##### ENTRIES SUPPLIED
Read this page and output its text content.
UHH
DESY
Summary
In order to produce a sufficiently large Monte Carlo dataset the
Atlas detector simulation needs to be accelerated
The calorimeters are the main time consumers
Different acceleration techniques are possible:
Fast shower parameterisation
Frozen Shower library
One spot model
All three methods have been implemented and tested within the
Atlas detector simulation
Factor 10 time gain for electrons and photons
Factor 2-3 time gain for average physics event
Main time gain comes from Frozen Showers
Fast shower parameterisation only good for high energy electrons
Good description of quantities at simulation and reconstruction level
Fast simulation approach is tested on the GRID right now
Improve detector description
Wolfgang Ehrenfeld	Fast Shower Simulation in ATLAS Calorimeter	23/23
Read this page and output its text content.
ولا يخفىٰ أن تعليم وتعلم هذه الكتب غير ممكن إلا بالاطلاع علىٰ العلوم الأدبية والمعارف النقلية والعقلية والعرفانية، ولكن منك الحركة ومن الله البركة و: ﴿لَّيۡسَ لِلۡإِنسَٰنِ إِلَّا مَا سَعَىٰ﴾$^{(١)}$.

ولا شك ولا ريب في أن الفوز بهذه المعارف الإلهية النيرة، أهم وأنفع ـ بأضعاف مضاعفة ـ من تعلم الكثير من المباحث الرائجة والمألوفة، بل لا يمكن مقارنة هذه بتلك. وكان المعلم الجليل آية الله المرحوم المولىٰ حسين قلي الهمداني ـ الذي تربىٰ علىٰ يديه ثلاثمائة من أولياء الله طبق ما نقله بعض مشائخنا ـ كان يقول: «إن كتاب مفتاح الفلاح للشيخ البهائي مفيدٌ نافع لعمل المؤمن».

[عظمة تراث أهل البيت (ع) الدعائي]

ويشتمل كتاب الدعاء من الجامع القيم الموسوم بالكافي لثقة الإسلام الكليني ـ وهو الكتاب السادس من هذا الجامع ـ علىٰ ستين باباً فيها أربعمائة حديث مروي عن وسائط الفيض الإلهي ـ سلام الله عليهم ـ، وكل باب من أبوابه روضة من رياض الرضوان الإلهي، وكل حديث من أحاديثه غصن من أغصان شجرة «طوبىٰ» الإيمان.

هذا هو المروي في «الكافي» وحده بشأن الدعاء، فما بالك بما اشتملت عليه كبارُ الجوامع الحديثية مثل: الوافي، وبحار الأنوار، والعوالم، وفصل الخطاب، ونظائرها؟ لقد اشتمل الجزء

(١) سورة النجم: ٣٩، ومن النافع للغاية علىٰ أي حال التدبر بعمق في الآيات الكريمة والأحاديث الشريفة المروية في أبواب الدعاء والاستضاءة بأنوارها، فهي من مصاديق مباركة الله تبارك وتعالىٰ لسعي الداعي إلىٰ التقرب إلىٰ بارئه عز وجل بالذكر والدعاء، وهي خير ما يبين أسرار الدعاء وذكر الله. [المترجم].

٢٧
##########
◆ PROBLEM: Copy out the material word for word and line for line.

◆ SOLUTION TO THE PROBLEM:
Read this page and output its text content.
UHH
DESY
Summary
In order to produce a sufficiently large Monte Carlo dataset the
Atlas detector simulation needs to be accelerated
The calorimeters are the main time consumers
Different acceleration techniques are possible:
Fast shower parameterisation
Frozen Shower library
One spot model
All three methods have been implemented and tested within the
Atlas detector simulation
Factor 10 time gain for electrons and photons
Factor 2-3 time gain for average physics event
Main time gain comes from Frozen Showers
Fast shower parameterisation only good for high energy electrons
Good description of quantities at simulation and reconstruction level
Fast simulation approach is tested on the GRID right now
Improve detector description
Wolfgang Ehrenfeld	Fast Shower Simulation in ATLAS Calorimeter	23/23
Read this page and output its text content.
ولا يخفىٰ أن تعليم وتعلم هذه الكتب غير ممكن إلا بالاطلاع علىٰ العلوم الأدبية والمعارف النقلية والعقلية والعرفانية، ولكن منك الحركة ومن الله البركة و: ﴿لَّيۡسَ لِلۡإِنسَٰنِ إِلَّا مَا سَعَىٰ﴾$^{(١)}$.

ولا شك ولا ريب في أن الفوز بهذه المعارف الإلهية النيرة، أهم وأنفع ـ بأضعاف مضاعفة ـ من تعلم الكثير من المباحث الرائجة والمألوفة، بل لا يمكن مقارنة هذه بتلك. وكان المعلم الجليل آية الله المرحوم المولىٰ حسين قلي الهمداني ـ الذي تربىٰ علىٰ يديه ثلاثمائة من أولياء الله طبق ما نقله بعض مشائخنا ـ كان يقول: «إن كتاب مفتاح الفلاح للشيخ البهائي مفيدٌ نافع لعمل المؤمن».

[عظمة تراث أهل البيت (ع) الدعائي]

ويشتمل كتاب الدعاء من الجامع القيم الموسوم بالكافي لثقة الإسلام الكليني ـ وهو الكتاب السادس من هذا الجامع ـ علىٰ ستين باباً فيها أربعمائة حديث مروي عن وسائط الفيض الإلهي ـ سلام الله عليهم ـ، وكل باب من أبوابه روضة من رياض الرضوان الإلهي، وكل حديث من أحاديثه غصن من أغصان شجرة «طوبىٰ» الإيمان.

هذا هو المروي في «الكافي» وحده بشأن الدعاء، فما بالك بما اشتملت عليه كبارُ الجوامع الحديثية مثل: الوافي، وبحار الأنوار، والعوالم، وفصل الخطاب، ونظائرها؟ لقد اشتمل الجزء

(١) سورة النجم: ٣٩، ومن النافع للغاية علىٰ أي حال التدبر بعمق في الآيات الكريمة والأحاديث الشريفة المروية في أبواب الدعاء والاستضاءة بأنوارها، فهي من مصاديق مباركة الله تبارك وتعالىٰ لسعي الداعي إلىٰ التقرب إلىٰ بارئه عز وجل بالذكر والدعاء، وهي خير ما يبين أسرار الدعاء وذكر الله. [المترجم].

٢٧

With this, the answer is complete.